• Written instruction
Each line containing the word "sprawie" must be collected.

(Extracted records)
▼
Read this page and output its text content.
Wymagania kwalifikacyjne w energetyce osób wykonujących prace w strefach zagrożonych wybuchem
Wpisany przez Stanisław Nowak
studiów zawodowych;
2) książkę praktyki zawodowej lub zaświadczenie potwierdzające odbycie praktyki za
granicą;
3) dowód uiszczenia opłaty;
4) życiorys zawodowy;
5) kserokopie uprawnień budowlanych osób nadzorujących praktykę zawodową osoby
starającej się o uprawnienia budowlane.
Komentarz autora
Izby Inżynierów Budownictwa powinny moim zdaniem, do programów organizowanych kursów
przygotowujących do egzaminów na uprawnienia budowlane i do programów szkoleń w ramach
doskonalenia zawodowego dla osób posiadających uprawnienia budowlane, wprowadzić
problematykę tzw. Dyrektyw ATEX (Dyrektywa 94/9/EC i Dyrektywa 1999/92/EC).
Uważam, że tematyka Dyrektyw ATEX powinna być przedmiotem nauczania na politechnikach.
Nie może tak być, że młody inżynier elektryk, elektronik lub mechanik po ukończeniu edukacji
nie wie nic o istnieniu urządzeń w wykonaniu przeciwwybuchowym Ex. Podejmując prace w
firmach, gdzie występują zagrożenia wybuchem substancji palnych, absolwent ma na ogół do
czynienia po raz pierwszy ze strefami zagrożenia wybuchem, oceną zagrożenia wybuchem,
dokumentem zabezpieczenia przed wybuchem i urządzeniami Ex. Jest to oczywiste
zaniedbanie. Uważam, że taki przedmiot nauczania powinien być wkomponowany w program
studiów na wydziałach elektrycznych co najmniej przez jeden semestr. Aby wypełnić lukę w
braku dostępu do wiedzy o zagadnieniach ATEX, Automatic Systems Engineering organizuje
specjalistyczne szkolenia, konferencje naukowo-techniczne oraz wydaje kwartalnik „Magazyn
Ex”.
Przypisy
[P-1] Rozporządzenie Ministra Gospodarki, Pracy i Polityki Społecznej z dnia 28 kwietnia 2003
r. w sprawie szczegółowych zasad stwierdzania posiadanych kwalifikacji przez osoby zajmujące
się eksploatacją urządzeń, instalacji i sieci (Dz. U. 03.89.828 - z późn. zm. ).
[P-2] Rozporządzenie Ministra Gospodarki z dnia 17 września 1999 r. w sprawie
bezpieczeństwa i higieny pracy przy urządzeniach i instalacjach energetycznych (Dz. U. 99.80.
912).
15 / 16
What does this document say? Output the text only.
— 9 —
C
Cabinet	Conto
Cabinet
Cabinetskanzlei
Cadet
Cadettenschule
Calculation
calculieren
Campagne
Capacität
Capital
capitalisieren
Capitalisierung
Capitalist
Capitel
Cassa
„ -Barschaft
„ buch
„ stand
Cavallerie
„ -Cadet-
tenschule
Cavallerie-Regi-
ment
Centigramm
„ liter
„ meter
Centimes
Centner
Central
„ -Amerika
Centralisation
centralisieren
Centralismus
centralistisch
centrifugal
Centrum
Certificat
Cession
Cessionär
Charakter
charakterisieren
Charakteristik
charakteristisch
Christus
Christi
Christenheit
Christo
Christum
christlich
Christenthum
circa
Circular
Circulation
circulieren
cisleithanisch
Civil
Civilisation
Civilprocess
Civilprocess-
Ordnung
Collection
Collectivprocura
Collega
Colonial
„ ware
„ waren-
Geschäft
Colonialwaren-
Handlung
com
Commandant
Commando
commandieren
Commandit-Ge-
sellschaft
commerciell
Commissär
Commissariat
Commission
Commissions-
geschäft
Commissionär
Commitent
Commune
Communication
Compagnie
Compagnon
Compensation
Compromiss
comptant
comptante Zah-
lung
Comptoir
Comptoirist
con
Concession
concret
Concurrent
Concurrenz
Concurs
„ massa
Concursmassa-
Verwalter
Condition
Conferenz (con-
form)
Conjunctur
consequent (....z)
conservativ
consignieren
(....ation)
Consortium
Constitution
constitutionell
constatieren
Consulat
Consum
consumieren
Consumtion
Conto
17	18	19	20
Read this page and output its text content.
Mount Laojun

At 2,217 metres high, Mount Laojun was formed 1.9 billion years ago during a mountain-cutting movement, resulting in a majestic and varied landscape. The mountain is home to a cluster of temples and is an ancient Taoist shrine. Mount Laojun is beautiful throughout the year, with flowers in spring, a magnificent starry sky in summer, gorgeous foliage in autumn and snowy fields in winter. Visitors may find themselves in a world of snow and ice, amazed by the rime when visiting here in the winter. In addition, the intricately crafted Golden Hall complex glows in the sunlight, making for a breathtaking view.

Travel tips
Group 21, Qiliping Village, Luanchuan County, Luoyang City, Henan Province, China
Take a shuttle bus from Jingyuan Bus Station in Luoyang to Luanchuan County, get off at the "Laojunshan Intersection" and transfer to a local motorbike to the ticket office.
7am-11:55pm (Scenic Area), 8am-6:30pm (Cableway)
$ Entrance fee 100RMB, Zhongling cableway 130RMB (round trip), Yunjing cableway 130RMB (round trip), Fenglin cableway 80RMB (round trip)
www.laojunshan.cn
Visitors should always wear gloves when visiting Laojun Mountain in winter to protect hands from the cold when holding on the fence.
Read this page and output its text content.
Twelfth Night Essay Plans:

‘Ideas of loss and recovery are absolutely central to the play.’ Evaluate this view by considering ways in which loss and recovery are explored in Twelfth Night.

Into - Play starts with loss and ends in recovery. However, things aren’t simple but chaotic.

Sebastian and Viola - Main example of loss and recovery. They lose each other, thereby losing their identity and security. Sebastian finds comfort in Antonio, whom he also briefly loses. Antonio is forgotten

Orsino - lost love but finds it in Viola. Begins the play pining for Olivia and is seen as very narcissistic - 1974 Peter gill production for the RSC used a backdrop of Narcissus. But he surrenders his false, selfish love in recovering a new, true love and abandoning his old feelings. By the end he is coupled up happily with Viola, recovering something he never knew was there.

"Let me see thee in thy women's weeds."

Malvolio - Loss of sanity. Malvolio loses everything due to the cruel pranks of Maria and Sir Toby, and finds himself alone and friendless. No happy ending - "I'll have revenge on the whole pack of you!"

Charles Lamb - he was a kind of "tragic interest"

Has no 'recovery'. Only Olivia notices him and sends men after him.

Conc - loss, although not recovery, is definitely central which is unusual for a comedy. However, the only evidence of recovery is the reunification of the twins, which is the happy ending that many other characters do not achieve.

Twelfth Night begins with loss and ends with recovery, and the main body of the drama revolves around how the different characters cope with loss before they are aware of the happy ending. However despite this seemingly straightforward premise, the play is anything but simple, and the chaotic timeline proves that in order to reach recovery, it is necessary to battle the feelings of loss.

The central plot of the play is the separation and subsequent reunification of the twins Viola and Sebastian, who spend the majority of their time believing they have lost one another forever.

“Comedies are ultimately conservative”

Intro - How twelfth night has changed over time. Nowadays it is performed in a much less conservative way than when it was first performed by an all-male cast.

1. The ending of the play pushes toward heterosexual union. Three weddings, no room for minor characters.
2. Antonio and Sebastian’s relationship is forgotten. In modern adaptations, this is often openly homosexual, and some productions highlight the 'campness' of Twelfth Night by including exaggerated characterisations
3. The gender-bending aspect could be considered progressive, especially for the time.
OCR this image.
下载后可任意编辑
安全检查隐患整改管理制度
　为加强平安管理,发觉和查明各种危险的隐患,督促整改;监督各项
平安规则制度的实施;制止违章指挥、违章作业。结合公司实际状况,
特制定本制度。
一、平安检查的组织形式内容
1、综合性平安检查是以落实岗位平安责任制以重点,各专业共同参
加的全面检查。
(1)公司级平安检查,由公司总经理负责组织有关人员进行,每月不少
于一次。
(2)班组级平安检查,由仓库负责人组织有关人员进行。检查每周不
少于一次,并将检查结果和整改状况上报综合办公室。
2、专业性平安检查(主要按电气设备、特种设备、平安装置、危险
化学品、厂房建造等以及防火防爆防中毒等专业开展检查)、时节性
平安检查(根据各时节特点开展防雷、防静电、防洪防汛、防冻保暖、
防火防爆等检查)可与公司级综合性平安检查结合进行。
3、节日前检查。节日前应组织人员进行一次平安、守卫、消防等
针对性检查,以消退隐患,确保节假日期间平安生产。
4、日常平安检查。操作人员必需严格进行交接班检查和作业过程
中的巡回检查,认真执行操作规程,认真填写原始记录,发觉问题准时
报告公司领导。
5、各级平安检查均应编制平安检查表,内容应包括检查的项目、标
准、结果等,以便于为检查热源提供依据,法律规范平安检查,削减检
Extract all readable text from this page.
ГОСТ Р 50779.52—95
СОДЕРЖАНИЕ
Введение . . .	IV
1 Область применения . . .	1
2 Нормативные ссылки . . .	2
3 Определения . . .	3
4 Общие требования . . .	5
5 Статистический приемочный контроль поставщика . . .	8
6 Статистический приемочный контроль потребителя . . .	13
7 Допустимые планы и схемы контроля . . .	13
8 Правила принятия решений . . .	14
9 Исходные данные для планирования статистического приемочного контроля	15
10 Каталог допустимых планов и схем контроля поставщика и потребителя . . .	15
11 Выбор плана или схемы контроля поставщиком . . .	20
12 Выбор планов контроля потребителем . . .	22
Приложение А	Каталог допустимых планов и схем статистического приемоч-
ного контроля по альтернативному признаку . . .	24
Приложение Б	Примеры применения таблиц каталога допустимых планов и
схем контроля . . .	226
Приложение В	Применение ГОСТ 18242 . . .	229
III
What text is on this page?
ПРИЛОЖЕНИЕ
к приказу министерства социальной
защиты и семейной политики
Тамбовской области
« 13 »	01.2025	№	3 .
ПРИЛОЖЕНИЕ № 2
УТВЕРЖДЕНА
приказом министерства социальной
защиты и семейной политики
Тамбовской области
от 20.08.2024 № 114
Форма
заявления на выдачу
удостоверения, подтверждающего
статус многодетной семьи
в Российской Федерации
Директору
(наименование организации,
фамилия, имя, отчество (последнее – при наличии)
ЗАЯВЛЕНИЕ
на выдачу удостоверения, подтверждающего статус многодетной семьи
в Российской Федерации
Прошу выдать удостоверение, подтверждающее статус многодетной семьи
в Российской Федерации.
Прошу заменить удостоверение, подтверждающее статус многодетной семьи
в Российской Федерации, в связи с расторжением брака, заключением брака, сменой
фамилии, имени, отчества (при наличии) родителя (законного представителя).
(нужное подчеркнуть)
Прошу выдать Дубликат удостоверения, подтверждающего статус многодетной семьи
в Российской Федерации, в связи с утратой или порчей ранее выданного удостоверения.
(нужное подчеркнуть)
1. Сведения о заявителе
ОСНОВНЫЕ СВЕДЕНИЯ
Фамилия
▲
• Complete output
r. w sprawie szczegółowych zasad stwierdzania posiadanych kwalifikacji przez osoby zajmujące
[P-2] Rozporządzenie Ministra Gospodarki z dnia 17 września 1999 r. w sprawie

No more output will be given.